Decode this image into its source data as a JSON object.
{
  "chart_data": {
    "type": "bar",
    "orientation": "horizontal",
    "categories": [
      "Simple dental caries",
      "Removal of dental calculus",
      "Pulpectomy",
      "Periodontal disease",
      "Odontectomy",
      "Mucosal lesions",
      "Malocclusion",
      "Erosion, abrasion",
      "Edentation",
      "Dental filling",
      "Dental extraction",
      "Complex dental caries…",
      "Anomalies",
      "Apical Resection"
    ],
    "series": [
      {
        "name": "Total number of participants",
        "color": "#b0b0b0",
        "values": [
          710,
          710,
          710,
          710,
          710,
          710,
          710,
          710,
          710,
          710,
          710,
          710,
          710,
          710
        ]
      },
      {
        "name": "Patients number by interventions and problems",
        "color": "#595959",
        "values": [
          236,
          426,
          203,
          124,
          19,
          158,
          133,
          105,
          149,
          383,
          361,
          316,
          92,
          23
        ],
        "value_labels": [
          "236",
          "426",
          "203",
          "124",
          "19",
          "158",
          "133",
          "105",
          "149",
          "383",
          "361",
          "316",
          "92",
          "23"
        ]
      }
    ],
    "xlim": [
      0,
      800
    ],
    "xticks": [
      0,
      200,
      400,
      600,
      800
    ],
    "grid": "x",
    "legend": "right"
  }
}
★ ★ ★ ★ ★
What you have to do: Type out each entry above again, exactly.

Your solution:
Decode this image into its source data as a JSON object.
{
  "chart_data": {
    "type": "bar",
    "orientation": "horizontal",
    "categories": [
      "Simple dental caries",
      "Removal of dental calculus",
      "Pulpectomy",
      "Periodontal disease",
      "Odontectomy",
      "Mucosal lesions",
      "Malocclusion",
      "Erosion, abrasion",
      "Edentation",
      "Dental filling",
      "Dental extraction",
      "Complex dental caries…",
      "Anomalies",
      "Apical Resection"
    ],
    "series": [
      {
        "name": "Total number of participants",
        "color": "#b0b0b0",
        "values": [
          710,
          710,
          710,
          710,
          710,
          710,
          710,
          710,
          710,
          710,
          710,
          710,
          710,
          710
        ]
      },
      {
        "name": "Patients number by interventions and problems",
        "color": "#595959",
        "values": [
          236,
          426,
          203,
          124,
          19,
          158,
          133,
          105,
          149,
          383,
          361,
          316,
          92,
          23
        ],
        "value_labels": [
          "236",
          "426",
          "203",
          "124",
          "19",
          "158",
          "133",
          "105",
          "149",
          "383",
          "361",
          "316",
          "92",
          "23"
        ]
      }
    ],
    "xlim": [
      0,
      800
    ],
    "xticks": [
      0,
      200,
      400,
      600,
      800
    ],
    "grid": "x",
    "legend": "right"
  }
}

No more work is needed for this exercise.